This alliance comes on the heels of months of controversy and backlash surrounding the embattled beer brand, which reached its zenith earlier this year.

The world’s premier mixed martial arts organization revealed its collaboration with the beer giant on Tuesday, indicating that Bud Light will play a prominent role in UFC’s broadcasts and online content starting from the year 2024.

UFC CEO Dana White expressed his enthusiasm for the partnership, stating, “Anheuser-Busch and Bud Light were UFC’s original beer sponsors more than fifteen years ago. I’m proud to announce we are back in business together. There are many reasons why I chose to go with Anheuser-Busch and Bud Light, most importantly because I feel we are very aligned when it comes to our core values and what the UFC brand stands for. I’m looking forward to all of the incredible things we will do in the years ahead.”

Anheuser-Busch CEO Brendan Whitworth also chimed in, saying, “Anheuser-Busch and Bud Light have always been on the cutting edge of iconic sporting moments that fans remember forever, and reuniting with UFC is a continuation of this industry-leading legacy. As one of the largest and longest-standing sport sponsors, we are excited to work with UFC to celebrate our passionate fans while always making a positive impact in communities across America.”

Beer partner

Anheuser-Busch will be replacing Modelo as the UFC’s official beer partner, signaling a new era for the organization.

### MATERIAL PROVIDED:
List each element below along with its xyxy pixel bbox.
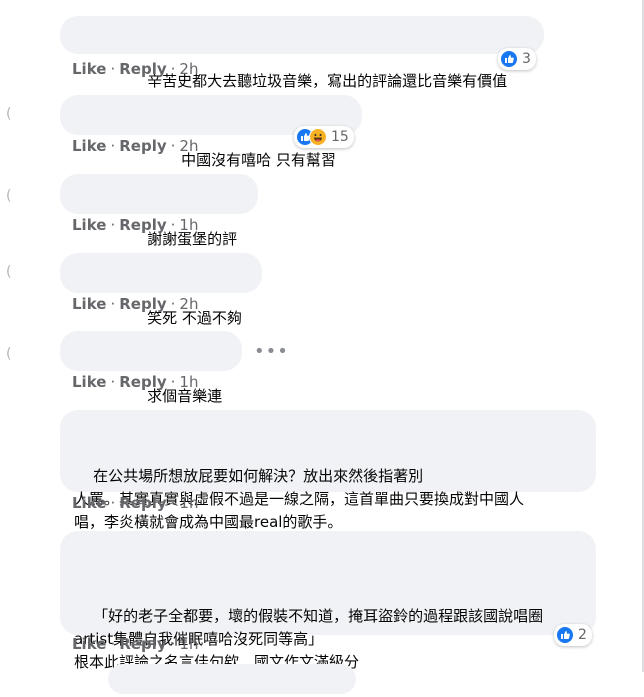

### SET TASK 1:
List every company or brand named in the Bud Light passage.
### SET TASK 2:
Answer these questions from the Bud Light passage, one per line:
(a) Who is the CEO of UFC?
(b) Which brand will Anheuser-Busch replace as UFC's official beer partner?
(c) Starting in what year will Bud Light play a prominent role in UFC's broadcasts?
### SET TASK 3:
Transcribe the Bud Light passage, beginning at the words "The world’s premier" and stopping after "the year 2024.".
The lines above come from a different source than the Bud Light passage.

### EXERCISE RESPONSE 1:
Bud Light, UFC, Anheuser-Busch, Modelo

### EXERCISE RESPONSE 2:
(a) Dana White
(b) Modelo
(c) 2024

### EXERCISE RESPONSE 3:
The world’s premier mixed martial arts organization revealed its collaboration with the beer giant on Tuesday, indicating that Bud Light will play a prominent role in UFC’s broadcasts and online content starting from the year 2024.